===== Data to use
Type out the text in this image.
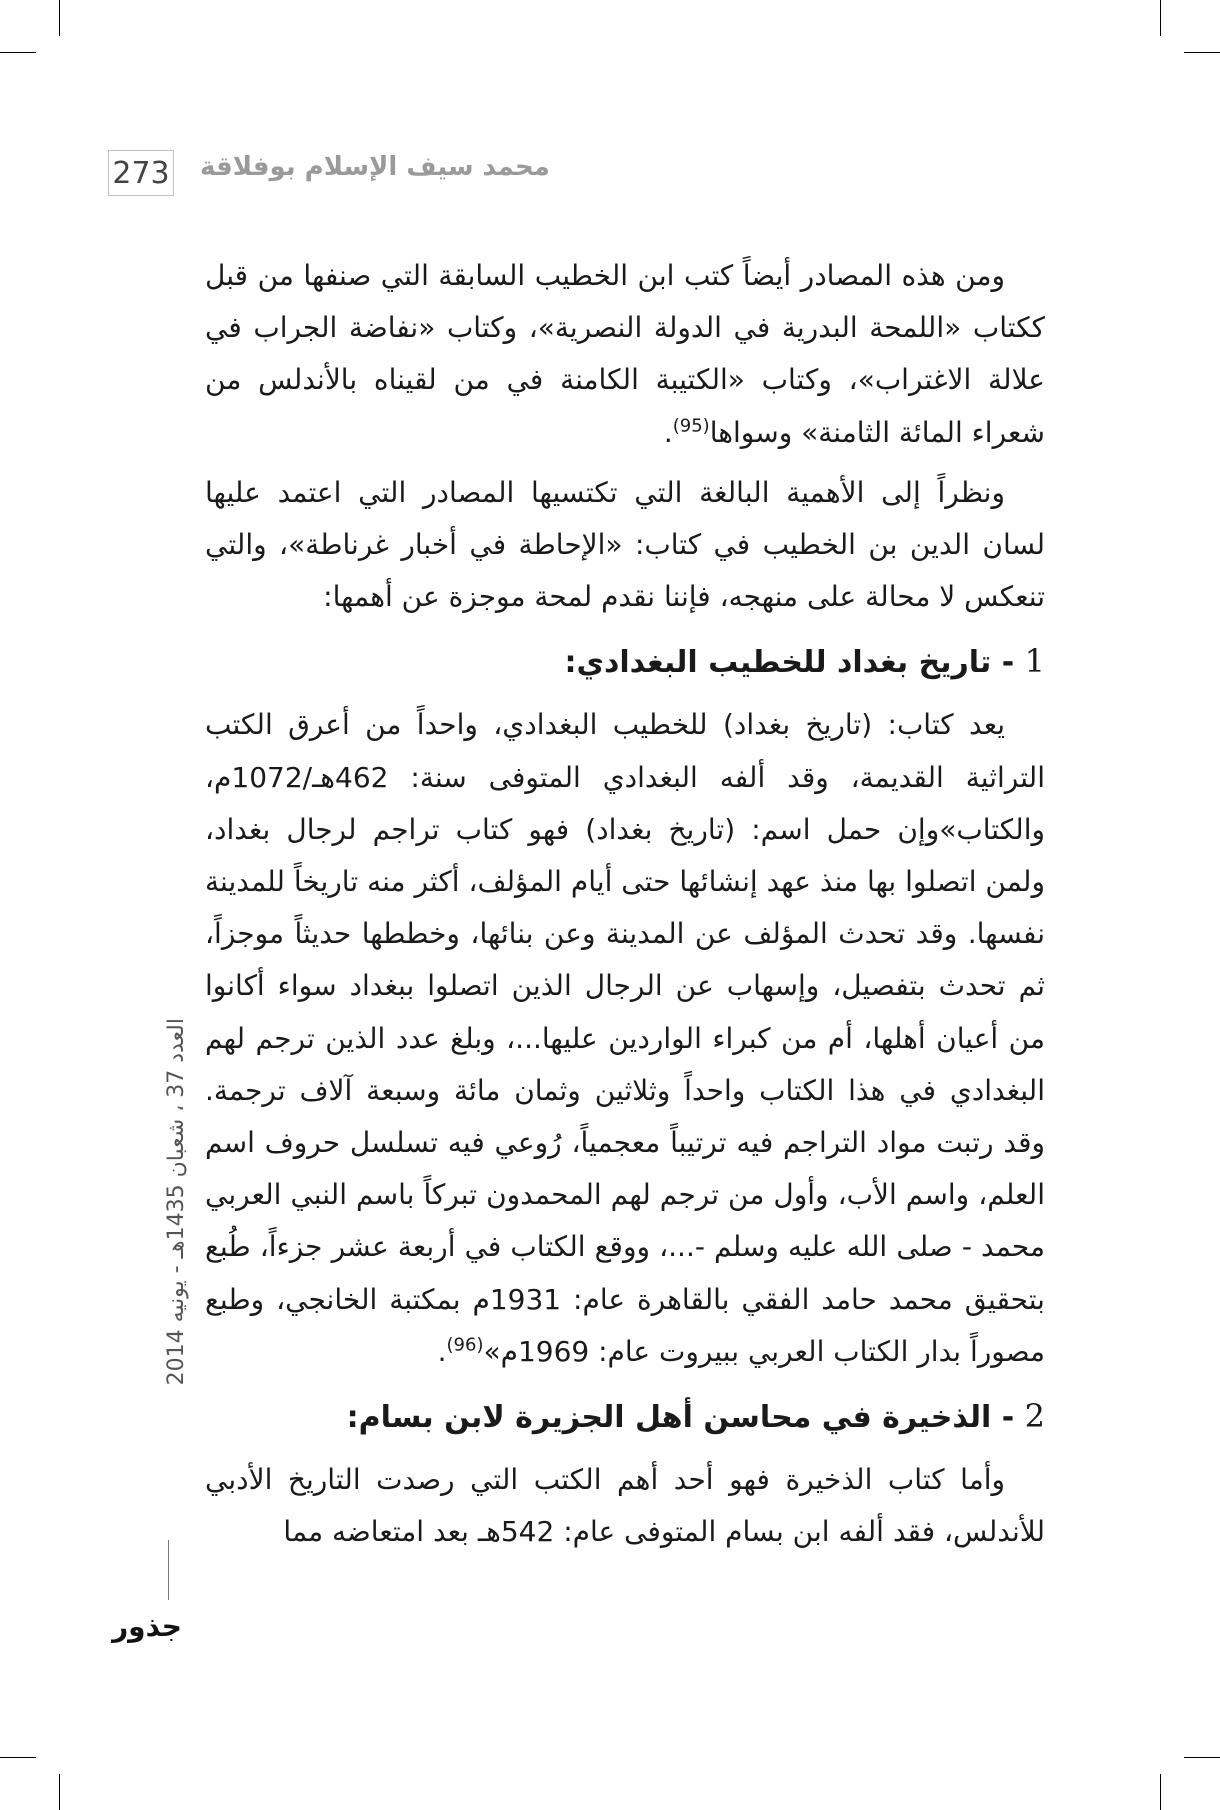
273 محمد سيف الإسلام بوفلاقة

ومن هذه المصادر أيضاً كتب ابن الخطيب السابقة التي صنفها من قبل ككتاب «اللمحة البدرية في الدولة النصرية»، وكتاب «نفاضة الجراب في علالة الاغتراب»، وكتاب «الكتيبة الكامنة في من لقيناه بالأندلس من شعراء المائة الثامنة» وسواها$^{(95)}$.

ونظراً إلى الأهمية البالغة التي تكتسيها المصادر التي اعتمد عليها لسان الدين بن الخطيب في كتاب: «الإحاطة في أخبار غرناطة»، والتي تنعكس لا محالة على منهجه، فإننا نقدم لمحة موجزة عن أهمها:

1 - تاريخ بغداد للخطيب البغدادي:

يعد كتاب: (تاريخ بغداد) للخطيب البغدادي، واحداً من أعرق الكتب التراثية القديمة، وقد ألفه البغدادي المتوفى سنة: 462هـ/1072م، والكتاب»وإن حمل اسم: (تاريخ بغداد) فهو كتاب تراجم لرجال بغداد، ولمن اتصلوا بها منذ عهد إنشائها حتى أيام المؤلف، أكثر منه تاريخاً للمدينة نفسها. وقد تحدث المؤلف عن المدينة وعن بنائها، وخططها حديثاً موجزاً، ثم تحدث بتفصيل، وإسهاب عن الرجال الذين اتصلوا ببغداد سواء أكانوا من أعيان أهلها، أم من كبراء الواردين عليها...، وبلغ عدد الذين ترجم لهم البغدادي في هذا الكتاب واحداً وثلاثين وثمان مائة وسبعة آلاف ترجمة. وقد رتبت مواد التراجم فيه ترتيباً معجمياً، رُوعي فيه تسلسل حروف اسم العلم، واسم الأب، وأول من ترجم لهم المحمدون تبركاً باسم النبي العربي محمد - صلى الله عليه وسلم -...، ووقع الكتاب في أربعة عشر جزءاً، طُبع بتحقيق محمد حامد الفقي بالقاهرة عام: 1931م بمكتبة الخانجي، وطبع مصوراً بدار الكتاب العربي ببيروت عام: 1969م»$^{(96)}$.

2 - الذخيرة في محاسن أهل الجزيرة لابن بسام:

وأما كتاب الذخيرة فهو أحد أهم الكتب التي رصدت التاريخ الأدبي للأندلس، فقد ألفه ابن بسام المتوفى عام: 542هـ بعد امتعاضه مما

العدد 37 ، شعبان 1435هـ - يونيه 2014
جذور
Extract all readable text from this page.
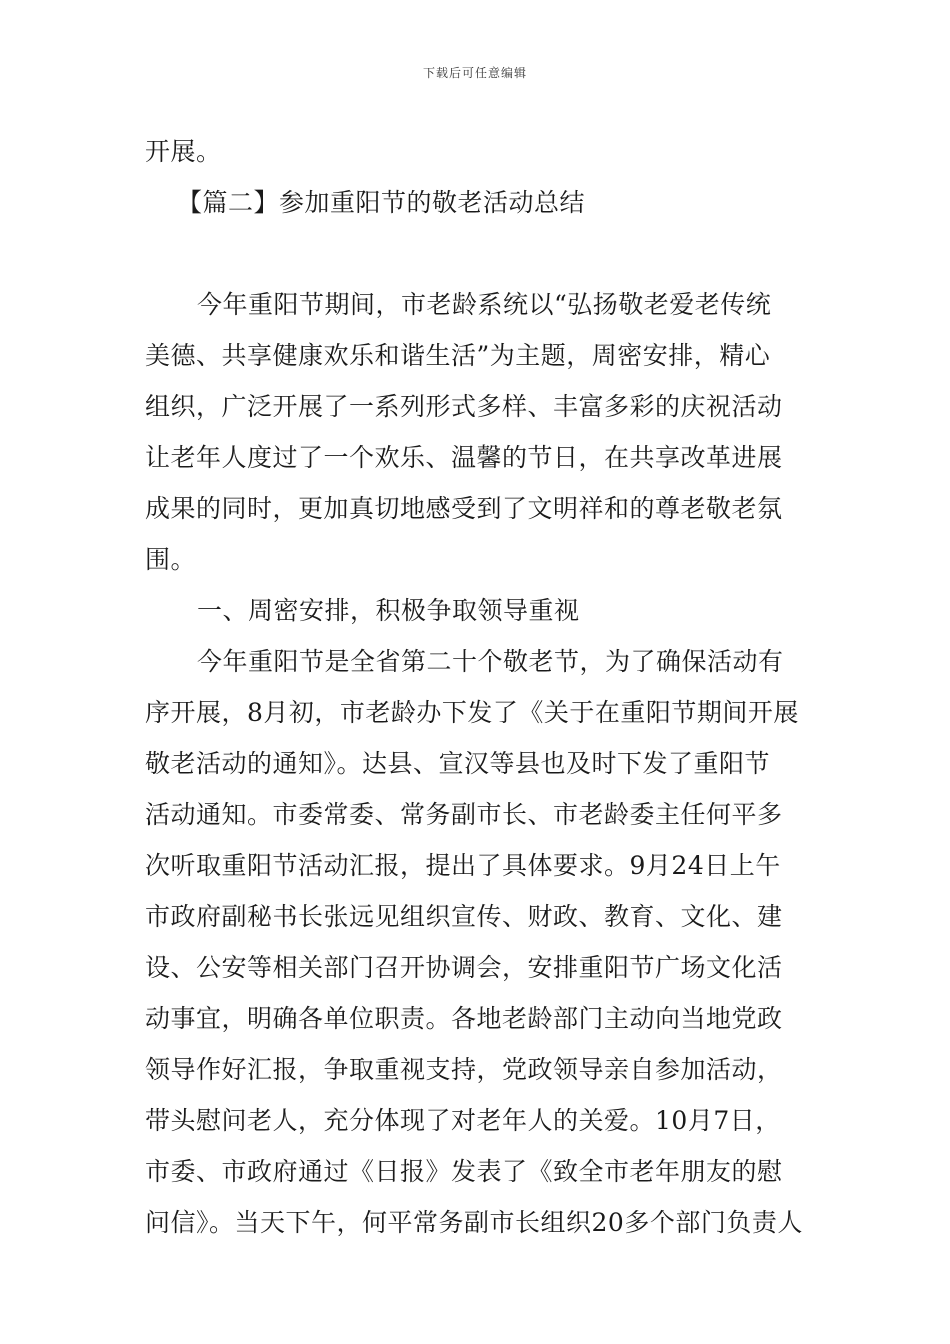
下载后可任意编辑
开展。
【篇二】参加重阳节的敬老活动总结
今年重阳节期间，市老龄系统以“弘扬敬老爱老传统
美德、共享健康欢乐和谐生活”为主题，周密安排，精心
组织，广泛开展了一系列形式多样、丰富多彩的庆祝活动
让老年人度过了一个欢乐、温馨的节日，在共享改革进展
成果的同时，更加真切地感受到了文明祥和的尊老敬老氛
围。
一、周密安排，积极争取领导重视
今年重阳节是全省第二十个敬老节，为了确保活动有
序开展，8月初，市老龄办下发了《关于在重阳节期间开展
敬老活动的通知》。达县、宣汉等县也及时下发了重阳节
活动通知。市委常委、常务副市长、市老龄委主任何平多
次听取重阳节活动汇报，提出了具体要求。9月24日上午
市政府副秘书长张远见组织宣传、财政、教育、文化、建
设、公安等相关部门召开协调会，安排重阳节广场文化活
动事宜，明确各单位职责。各地老龄部门主动向当地党政
领导作好汇报，争取重视支持，党政领导亲自参加活动，
带头慰问老人，充分体现了对老年人的关爱。10月7日，
市委、市政府通过《日报》发表了《致全市老年朋友的慰
问信》。当天下午，何平常务副市长组织20多个部门负责人
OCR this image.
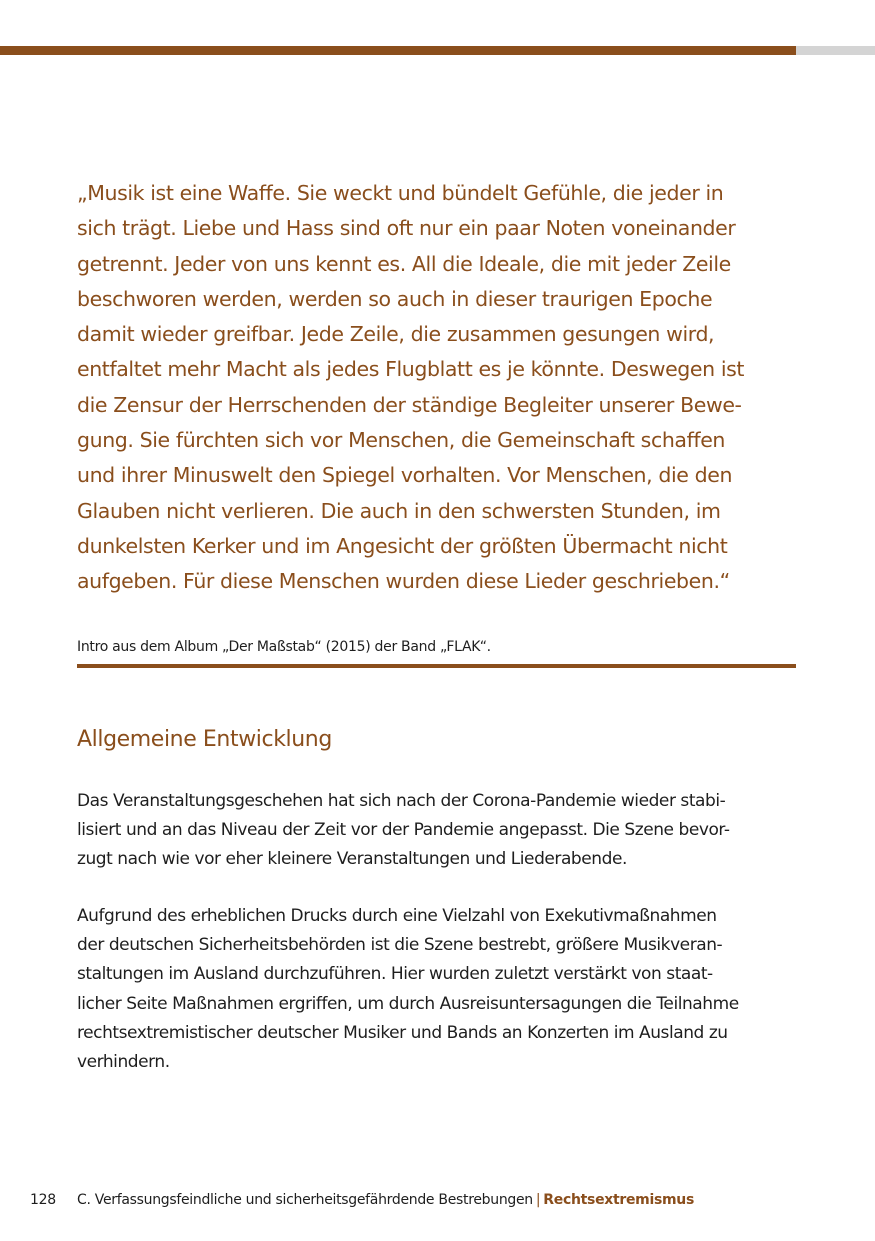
„Musik ist eine Waffe. Sie weckt und bündelt Gefühle, die jeder in
sich trägt. Liebe und Hass sind oft nur ein paar Noten voneinander
getrennt. Jeder von uns kennt es. All die Ideale, die mit jeder Zeile
beschworen werden, werden so auch in dieser traurigen Epoche
damit wieder greifbar. Jede Zeile, die zusammen gesungen wird,
entfaltet mehr Macht als jedes Flugblatt es je könnte. Deswegen ist
die Zensur der Herrschenden der ständige Begleiter unserer Bewe-
gung. Sie fürchten sich vor Menschen, die Gemeinschaft schaffen
und ihrer Minuswelt den Spiegel vorhalten. Vor Menschen, die den
Glauben nicht verlieren. Die auch in den schwersten Stunden, im
dunkelsten Kerker und im Angesicht der größten Übermacht nicht
aufgeben. Für diese Menschen wurden diese Lieder geschrieben.“

Intro aus dem Album „Der Maßstab“ (2015) der Band „FLAK“.

Allgemeine Entwicklung

Das Veranstaltungsgeschehen hat sich nach der Corona-Pandemie wieder stabi-
lisiert und an das Niveau der Zeit vor der Pandemie angepasst. Die Szene bevor-
zugt nach wie vor eher kleinere Veranstaltungen und Liederabende.

Aufgrund des erheblichen Drucks durch eine Vielzahl von Exekutivmaßnahmen
der deutschen Sicherheitsbehörden ist die Szene bestrebt, größere Musikveran-
staltungen im Ausland durchzuführen. Hier wurden zuletzt verstärkt von staat-
licher Seite Maßnahmen ergriffen, um durch Ausreisuntersagungen die Teilnahme
rechtsextremistischer deutscher Musiker und Bands an Konzerten im Ausland zu
verhindern.

128 C. Verfassungsfeindliche und sicherheitsgefährdende Bestrebungen | Rechtsextremismus
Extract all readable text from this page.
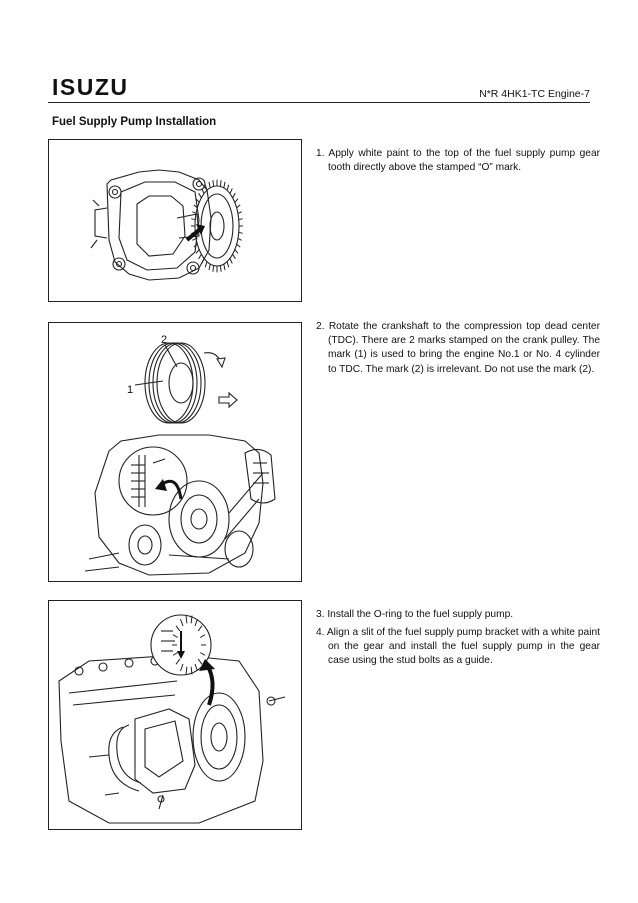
ISUZU	N*R 4HK1-TC Engine-7
Fuel Supply Pump Installation
2
1
1. Apply white paint to the top of the fuel supply pump gear tooth directly above the stamped “O” mark.
2. Rotate the crankshaft to the compression top dead center (TDC). There are 2 marks stamped on the crank pulley. The mark (1) is used to bring the engine No.1 or No. 4 cylinder to TDC. The mark (2) is irrelevant. Do not use the mark (2).
3. Install the O-ring to the fuel supply pump.
4. Align a slit of the fuel supply pump bracket with a white paint on the gear and install the fuel supply pump in the gear case using the stud bolts as a guide.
==========
**Given instruction**
Search the lines for the string "nach" and copy every line that has it.

**Response to this exercise**
Das Veranstaltungsgeschehen hat sich nach der Corona-Pandemie wieder stabi-
zugt nach wie vor eher kleinere Veranstaltungen und Liederabende.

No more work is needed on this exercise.